- [A run of records]:
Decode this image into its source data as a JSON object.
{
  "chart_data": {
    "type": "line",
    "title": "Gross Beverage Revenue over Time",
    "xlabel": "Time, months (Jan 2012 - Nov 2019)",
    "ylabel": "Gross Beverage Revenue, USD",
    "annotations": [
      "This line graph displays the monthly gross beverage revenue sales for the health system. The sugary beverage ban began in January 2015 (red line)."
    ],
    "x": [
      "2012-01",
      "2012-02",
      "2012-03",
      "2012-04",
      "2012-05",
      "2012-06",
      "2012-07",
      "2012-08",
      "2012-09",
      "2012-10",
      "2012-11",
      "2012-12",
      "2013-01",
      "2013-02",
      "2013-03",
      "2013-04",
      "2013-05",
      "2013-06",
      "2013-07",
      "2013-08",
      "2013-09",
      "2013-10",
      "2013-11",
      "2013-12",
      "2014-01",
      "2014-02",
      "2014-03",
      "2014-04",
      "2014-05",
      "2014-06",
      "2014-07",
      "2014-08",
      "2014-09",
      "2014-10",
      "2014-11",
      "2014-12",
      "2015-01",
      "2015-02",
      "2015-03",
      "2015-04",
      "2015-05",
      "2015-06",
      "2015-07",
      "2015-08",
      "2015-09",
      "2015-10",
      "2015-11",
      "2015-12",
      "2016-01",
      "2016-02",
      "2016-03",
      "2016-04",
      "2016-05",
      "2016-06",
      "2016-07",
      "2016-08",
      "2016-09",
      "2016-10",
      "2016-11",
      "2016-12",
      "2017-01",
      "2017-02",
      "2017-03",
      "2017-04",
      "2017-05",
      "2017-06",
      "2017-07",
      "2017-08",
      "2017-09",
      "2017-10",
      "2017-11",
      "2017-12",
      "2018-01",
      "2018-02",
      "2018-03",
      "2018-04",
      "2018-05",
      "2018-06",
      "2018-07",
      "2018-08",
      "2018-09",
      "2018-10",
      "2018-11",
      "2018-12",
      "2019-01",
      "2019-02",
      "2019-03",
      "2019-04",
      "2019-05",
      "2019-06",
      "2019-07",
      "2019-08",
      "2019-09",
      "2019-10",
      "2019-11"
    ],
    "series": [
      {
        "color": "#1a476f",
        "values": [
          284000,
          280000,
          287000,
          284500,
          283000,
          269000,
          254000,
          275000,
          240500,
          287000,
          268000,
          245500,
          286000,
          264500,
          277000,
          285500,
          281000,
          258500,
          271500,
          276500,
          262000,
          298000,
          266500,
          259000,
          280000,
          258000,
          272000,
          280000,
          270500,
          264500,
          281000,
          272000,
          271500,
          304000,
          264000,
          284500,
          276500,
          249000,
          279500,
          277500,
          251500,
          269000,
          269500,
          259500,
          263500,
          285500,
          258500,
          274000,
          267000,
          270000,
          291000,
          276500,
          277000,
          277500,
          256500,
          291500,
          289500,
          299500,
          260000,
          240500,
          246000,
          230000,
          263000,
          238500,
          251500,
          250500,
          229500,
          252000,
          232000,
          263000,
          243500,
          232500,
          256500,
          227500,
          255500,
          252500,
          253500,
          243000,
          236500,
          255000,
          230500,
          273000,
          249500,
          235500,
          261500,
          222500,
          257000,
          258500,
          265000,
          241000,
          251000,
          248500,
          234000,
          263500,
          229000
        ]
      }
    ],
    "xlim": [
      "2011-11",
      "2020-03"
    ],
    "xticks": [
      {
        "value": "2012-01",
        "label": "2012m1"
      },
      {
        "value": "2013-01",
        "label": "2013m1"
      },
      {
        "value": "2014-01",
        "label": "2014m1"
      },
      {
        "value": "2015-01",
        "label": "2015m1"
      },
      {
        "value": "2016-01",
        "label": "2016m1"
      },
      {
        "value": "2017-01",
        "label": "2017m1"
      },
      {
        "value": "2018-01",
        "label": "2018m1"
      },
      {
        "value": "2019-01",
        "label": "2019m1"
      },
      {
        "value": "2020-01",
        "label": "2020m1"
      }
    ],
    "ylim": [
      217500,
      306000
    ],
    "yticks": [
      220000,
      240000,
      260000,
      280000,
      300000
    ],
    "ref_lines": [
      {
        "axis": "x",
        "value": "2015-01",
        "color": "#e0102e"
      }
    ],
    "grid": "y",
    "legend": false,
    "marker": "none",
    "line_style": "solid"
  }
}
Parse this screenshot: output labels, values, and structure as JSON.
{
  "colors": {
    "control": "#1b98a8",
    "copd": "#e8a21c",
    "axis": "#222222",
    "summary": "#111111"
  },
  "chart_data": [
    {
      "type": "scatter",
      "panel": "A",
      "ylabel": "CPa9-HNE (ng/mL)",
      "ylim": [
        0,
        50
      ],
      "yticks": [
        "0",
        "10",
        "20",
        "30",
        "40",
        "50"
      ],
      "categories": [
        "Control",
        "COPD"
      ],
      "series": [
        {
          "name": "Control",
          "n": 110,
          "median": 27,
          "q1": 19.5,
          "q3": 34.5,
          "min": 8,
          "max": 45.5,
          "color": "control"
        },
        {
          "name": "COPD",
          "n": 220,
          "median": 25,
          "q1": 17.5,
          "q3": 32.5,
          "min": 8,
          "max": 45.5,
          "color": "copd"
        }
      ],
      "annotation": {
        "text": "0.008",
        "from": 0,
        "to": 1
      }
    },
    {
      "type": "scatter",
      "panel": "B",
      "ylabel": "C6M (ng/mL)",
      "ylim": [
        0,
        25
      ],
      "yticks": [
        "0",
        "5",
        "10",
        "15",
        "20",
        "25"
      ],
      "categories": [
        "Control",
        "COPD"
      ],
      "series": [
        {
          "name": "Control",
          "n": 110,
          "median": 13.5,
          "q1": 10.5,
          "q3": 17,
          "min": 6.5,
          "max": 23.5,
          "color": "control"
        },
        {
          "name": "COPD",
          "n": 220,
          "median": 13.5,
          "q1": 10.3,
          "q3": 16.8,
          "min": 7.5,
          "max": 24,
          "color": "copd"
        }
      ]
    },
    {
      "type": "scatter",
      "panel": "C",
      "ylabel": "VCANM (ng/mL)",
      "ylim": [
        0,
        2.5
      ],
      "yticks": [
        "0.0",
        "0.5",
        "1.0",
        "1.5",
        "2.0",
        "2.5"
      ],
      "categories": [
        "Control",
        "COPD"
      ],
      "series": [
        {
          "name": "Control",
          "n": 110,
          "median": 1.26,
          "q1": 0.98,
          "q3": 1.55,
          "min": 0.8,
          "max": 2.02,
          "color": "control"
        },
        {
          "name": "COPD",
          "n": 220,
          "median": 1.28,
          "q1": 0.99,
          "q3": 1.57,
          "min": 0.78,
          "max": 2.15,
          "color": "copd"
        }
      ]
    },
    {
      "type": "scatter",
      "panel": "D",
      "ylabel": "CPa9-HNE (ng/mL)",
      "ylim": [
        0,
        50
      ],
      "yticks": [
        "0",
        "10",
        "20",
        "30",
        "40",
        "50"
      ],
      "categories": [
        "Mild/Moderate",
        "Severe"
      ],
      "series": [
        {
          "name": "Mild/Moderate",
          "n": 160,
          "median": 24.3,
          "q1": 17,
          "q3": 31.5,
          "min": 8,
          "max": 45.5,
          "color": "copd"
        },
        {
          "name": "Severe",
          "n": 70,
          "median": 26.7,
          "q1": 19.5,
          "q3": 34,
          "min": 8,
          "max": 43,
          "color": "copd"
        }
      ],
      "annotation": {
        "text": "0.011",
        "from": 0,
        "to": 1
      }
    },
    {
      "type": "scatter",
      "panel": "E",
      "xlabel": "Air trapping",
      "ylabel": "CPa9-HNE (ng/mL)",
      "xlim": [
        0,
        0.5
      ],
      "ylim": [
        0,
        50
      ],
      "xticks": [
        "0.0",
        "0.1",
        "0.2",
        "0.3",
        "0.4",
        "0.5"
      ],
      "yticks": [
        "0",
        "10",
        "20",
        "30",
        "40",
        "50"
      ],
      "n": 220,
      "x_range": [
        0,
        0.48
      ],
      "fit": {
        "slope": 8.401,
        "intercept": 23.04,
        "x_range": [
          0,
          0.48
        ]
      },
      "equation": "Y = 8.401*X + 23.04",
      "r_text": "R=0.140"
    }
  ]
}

- [Written problem]: Which lines of the data above contain "Time"? Copy each one.

- [Exercise result]:
    "title": "Gross Beverage Revenue over Time",
    "xlabel": "Time, months (Jan 2012 - Nov 2019)",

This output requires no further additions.